Saved entries
########
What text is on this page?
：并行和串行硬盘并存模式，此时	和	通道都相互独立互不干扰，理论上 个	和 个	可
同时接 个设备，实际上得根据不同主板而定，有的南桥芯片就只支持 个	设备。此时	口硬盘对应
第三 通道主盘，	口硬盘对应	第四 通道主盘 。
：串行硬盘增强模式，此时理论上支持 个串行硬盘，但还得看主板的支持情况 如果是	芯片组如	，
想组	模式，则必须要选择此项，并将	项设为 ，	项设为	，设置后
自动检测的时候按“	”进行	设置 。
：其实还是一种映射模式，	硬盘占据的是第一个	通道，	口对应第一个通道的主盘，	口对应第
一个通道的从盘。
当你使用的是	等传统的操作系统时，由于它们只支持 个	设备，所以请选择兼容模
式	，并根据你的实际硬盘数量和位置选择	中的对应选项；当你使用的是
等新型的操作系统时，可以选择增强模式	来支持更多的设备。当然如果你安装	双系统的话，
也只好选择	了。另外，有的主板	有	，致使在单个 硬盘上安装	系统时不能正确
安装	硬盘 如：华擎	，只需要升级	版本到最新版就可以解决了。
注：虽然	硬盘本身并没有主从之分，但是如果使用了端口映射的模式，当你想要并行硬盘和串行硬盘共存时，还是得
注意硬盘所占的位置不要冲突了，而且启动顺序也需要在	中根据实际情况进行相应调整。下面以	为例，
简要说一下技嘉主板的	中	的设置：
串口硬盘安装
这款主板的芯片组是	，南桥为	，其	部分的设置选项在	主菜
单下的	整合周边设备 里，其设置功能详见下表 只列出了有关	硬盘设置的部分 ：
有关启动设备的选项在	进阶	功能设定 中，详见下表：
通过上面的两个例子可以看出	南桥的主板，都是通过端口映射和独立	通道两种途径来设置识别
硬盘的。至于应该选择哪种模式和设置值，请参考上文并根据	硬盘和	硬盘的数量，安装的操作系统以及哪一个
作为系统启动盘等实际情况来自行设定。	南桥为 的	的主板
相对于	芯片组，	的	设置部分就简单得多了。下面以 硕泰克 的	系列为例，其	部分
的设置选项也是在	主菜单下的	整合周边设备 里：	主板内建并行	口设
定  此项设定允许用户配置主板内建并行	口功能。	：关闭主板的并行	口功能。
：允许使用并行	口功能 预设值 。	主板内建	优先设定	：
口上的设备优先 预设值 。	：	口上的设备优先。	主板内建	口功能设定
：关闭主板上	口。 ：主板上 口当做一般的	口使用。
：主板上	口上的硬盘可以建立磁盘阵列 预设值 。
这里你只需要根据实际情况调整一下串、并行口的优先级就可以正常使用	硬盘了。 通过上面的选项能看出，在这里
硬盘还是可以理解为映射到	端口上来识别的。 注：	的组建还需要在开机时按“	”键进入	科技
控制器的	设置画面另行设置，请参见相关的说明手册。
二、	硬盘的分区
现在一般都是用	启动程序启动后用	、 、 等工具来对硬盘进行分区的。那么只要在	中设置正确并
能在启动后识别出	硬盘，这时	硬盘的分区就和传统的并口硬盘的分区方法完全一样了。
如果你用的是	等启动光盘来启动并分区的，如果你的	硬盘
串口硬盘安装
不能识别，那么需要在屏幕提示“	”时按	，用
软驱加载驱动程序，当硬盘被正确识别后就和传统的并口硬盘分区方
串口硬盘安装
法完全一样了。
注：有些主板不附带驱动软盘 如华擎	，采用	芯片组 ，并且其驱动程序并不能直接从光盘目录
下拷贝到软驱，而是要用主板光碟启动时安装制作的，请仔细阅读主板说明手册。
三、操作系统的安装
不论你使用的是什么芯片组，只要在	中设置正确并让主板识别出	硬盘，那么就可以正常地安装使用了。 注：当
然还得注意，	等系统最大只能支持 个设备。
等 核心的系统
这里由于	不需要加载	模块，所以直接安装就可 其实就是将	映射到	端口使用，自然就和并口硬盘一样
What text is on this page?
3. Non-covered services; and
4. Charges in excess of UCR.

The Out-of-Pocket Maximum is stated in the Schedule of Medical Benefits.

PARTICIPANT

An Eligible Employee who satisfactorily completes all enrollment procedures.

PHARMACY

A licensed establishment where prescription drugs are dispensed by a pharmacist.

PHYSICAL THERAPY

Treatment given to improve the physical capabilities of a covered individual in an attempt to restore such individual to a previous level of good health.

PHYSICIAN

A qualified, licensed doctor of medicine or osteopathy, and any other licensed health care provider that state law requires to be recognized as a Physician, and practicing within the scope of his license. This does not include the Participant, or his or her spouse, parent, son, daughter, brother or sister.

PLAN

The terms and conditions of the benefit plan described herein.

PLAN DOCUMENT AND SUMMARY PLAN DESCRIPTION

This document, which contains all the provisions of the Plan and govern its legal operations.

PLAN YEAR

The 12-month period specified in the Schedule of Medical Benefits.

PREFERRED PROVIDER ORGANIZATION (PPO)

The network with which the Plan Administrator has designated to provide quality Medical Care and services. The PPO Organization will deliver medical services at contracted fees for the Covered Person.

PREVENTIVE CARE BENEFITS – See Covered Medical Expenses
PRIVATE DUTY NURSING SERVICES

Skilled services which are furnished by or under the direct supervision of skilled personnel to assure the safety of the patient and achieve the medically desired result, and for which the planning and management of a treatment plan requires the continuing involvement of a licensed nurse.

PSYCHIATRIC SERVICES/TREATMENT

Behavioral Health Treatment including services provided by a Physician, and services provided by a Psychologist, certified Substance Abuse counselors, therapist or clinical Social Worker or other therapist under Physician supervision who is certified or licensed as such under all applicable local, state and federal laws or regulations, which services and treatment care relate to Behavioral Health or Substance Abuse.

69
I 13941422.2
########
Go through the listing and print each line exactly as it appears.

What text is on this page?
：并行和串行硬盘并存模式，此时	和	通道都相互独立互不干扰，理论上 个	和 个	可
同时接 个设备，实际上得根据不同主板而定，有的南桥芯片就只支持 个	设备。此时	口硬盘对应
第三 通道主盘，	口硬盘对应	第四 通道主盘 。
：串行硬盘增强模式，此时理论上支持 个串行硬盘，但还得看主板的支持情况 如果是	芯片组如	，
想组	模式，则必须要选择此项，并将	项设为 ，	项设为	，设置后
自动检测的时候按“	”进行	设置 。
：其实还是一种映射模式，	硬盘占据的是第一个	通道，	口对应第一个通道的主盘，	口对应第
一个通道的从盘。
当你使用的是	等传统的操作系统时，由于它们只支持 个	设备，所以请选择兼容模
式	，并根据你的实际硬盘数量和位置选择	中的对应选项；当你使用的是
等新型的操作系统时，可以选择增强模式	来支持更多的设备。当然如果你安装	双系统的话，
也只好选择	了。另外，有的主板	有	，致使在单个 硬盘上安装	系统时不能正确
安装	硬盘 如：华擎	，只需要升级	版本到最新版就可以解决了。
注：虽然	硬盘本身并没有主从之分，但是如果使用了端口映射的模式，当你想要并行硬盘和串行硬盘共存时，还是得
注意硬盘所占的位置不要冲突了，而且启动顺序也需要在	中根据实际情况进行相应调整。下面以	为例，
简要说一下技嘉主板的	中	的设置：
串口硬盘安装
这款主板的芯片组是	，南桥为	，其	部分的设置选项在	主菜
单下的	整合周边设备 里，其设置功能详见下表 只列出了有关	硬盘设置的部分 ：
有关启动设备的选项在	进阶	功能设定 中，详见下表：
通过上面的两个例子可以看出	南桥的主板，都是通过端口映射和独立	通道两种途径来设置识别
硬盘的。至于应该选择哪种模式和设置值，请参考上文并根据	硬盘和	硬盘的数量，安装的操作系统以及哪一个
作为系统启动盘等实际情况来自行设定。	南桥为 的	的主板
相对于	芯片组，	的	设置部分就简单得多了。下面以 硕泰克 的	系列为例，其	部分
的设置选项也是在	主菜单下的	整合周边设备 里：	主板内建并行	口设
定  此项设定允许用户配置主板内建并行	口功能。	：关闭主板的并行	口功能。
：允许使用并行	口功能 预设值 。	主板内建	优先设定	：
口上的设备优先 预设值 。	：	口上的设备优先。	主板内建	口功能设定
：关闭主板上	口。 ：主板上 口当做一般的	口使用。
：主板上	口上的硬盘可以建立磁盘阵列 预设值 。
这里你只需要根据实际情况调整一下串、并行口的优先级就可以正常使用	硬盘了。 通过上面的选项能看出，在这里
硬盘还是可以理解为映射到	端口上来识别的。 注：	的组建还需要在开机时按“	”键进入	科技
控制器的	设置画面另行设置，请参见相关的说明手册。
二、	硬盘的分区
现在一般都是用	启动程序启动后用	、 、 等工具来对硬盘进行分区的。那么只要在	中设置正确并
能在启动后识别出	硬盘，这时	硬盘的分区就和传统的并口硬盘的分区方法完全一样了。
如果你用的是	等启动光盘来启动并分区的，如果你的	硬盘
串口硬盘安装
不能识别，那么需要在屏幕提示“	”时按	，用
软驱加载驱动程序，当硬盘被正确识别后就和传统的并口硬盘分区方
串口硬盘安装
法完全一样了。
注：有些主板不附带驱动软盘 如华擎	，采用	芯片组 ，并且其驱动程序并不能直接从光盘目录
下拷贝到软驱，而是要用主板光碟启动时安装制作的，请仔细阅读主板说明手册。
三、操作系统的安装
不论你使用的是什么芯片组，只要在	中设置正确并让主板识别出	硬盘，那么就可以正常地安装使用了。 注：当
然还得注意，	等系统最大只能支持 个设备。
等 核心的系统
这里由于	不需要加载	模块，所以直接安装就可 其实就是将	映射到	端口使用，自然就和并口硬盘一样
What text is on this page?
3. Non-covered services; and
4. Charges in excess of UCR.

The Out-of-Pocket Maximum is stated in the Schedule of Medical Benefits.

PARTICIPANT

An Eligible Employee who satisfactorily completes all enrollment procedures.

PHARMACY

A licensed establishment where prescription drugs are dispensed by a pharmacist.

PHYSICAL THERAPY

Treatment given to improve the physical capabilities of a covered individual in an attempt to restore such individual to a previous level of good health.

PHYSICIAN

A qualified, licensed doctor of medicine or osteopathy, and any other licensed health care provider that state law requires to be recognized as a Physician, and practicing within the scope of his license. This does not include the Participant, or his or her spouse, parent, son, daughter, brother or sister.

PLAN

The terms and conditions of the benefit plan described herein.

PLAN DOCUMENT AND SUMMARY PLAN DESCRIPTION

This document, which contains all the provisions of the Plan and govern its legal operations.

PLAN YEAR

The 12-month period specified in the Schedule of Medical Benefits.

PREFERRED PROVIDER ORGANIZATION (PPO)

The network with which the Plan Administrator has designated to provide quality Medical Care and services. The PPO Organization will deliver medical services at contracted fees for the Covered Person.

PREVENTIVE CARE BENEFITS – See Covered Medical Expenses
PRIVATE DUTY NURSING SERVICES

Skilled services which are furnished by or under the direct supervision of skilled personnel to assure the safety of the patient and achieve the medically desired result, and for which the planning and management of a treatment plan requires the continuing involvement of a licensed nurse.

PSYCHIATRIC SERVICES/TREATMENT

Behavioral Health Treatment including services provided by a Physician, and services provided by a Psychologist, certified Substance Abuse counselors, therapist or clinical Social Worker or other therapist under Physician supervision who is certified or licensed as such under all applicable local, state and federal laws or regulations, which services and treatment care relate to Behavioral Health or Substance Abuse.

69
I 13941422.2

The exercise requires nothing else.